DIRECTIVE - All lines in which the word "государственных" occurs are to be extracted.
begin MATERIAL FOR THE TASK
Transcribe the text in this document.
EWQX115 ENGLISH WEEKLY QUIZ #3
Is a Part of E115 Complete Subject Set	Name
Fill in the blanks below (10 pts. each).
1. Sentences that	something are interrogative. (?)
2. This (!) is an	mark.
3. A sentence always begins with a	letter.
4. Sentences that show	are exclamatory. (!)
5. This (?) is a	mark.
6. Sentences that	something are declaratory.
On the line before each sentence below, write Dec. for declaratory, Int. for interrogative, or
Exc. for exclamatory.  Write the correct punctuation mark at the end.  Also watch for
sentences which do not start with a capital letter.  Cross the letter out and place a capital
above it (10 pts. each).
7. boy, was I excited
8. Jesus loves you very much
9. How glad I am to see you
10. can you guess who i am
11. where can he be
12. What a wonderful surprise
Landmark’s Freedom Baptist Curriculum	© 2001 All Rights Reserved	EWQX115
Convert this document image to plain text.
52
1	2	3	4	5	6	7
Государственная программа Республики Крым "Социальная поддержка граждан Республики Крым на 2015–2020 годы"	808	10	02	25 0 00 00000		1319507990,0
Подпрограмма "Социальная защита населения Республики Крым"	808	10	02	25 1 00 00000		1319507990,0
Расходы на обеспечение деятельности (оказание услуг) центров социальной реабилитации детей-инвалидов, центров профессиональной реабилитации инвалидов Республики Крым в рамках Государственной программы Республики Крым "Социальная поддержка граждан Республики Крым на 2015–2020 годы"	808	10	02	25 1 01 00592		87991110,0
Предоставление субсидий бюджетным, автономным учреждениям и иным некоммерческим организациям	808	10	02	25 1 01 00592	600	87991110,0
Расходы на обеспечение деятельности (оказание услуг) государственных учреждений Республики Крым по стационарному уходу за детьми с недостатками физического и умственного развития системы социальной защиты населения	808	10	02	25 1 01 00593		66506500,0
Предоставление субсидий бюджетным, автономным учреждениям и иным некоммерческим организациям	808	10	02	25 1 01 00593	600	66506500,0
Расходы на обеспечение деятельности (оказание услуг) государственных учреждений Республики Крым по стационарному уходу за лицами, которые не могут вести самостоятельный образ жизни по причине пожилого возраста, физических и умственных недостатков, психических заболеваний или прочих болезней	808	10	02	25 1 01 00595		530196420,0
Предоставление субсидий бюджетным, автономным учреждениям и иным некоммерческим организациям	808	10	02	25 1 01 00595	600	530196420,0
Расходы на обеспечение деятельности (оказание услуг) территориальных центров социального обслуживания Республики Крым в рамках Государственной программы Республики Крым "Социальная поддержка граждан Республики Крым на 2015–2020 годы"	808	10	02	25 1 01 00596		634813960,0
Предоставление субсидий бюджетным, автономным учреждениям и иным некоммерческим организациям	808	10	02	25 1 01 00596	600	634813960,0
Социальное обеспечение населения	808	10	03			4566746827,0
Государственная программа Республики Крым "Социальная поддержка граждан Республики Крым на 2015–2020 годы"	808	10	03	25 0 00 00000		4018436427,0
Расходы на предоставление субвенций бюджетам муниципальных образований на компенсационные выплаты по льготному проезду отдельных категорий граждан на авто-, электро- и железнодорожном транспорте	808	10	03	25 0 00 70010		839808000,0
end MATERIAL FOR THE TASK
SOLVED EXERCISE -
Расходы на обеспечение деятельности (оказание услуг) государственных учреждений Республики Крым по стационарному уходу за детьми с недостатками физического и умственного развития системы социальной защиты населения	808	10	02	25 1 01 00593		66506500,0
Расходы на обеспечение деятельности (оказание услуг) государственных учреждений Республики Крым по стационарному уходу за лицами, которые не могут вести самостоятельный образ жизни по причине пожилого возраста, физических и умственных недостатков, психических заболеваний или прочих болезней	808	10	02	25 1 01 00595		530196420,0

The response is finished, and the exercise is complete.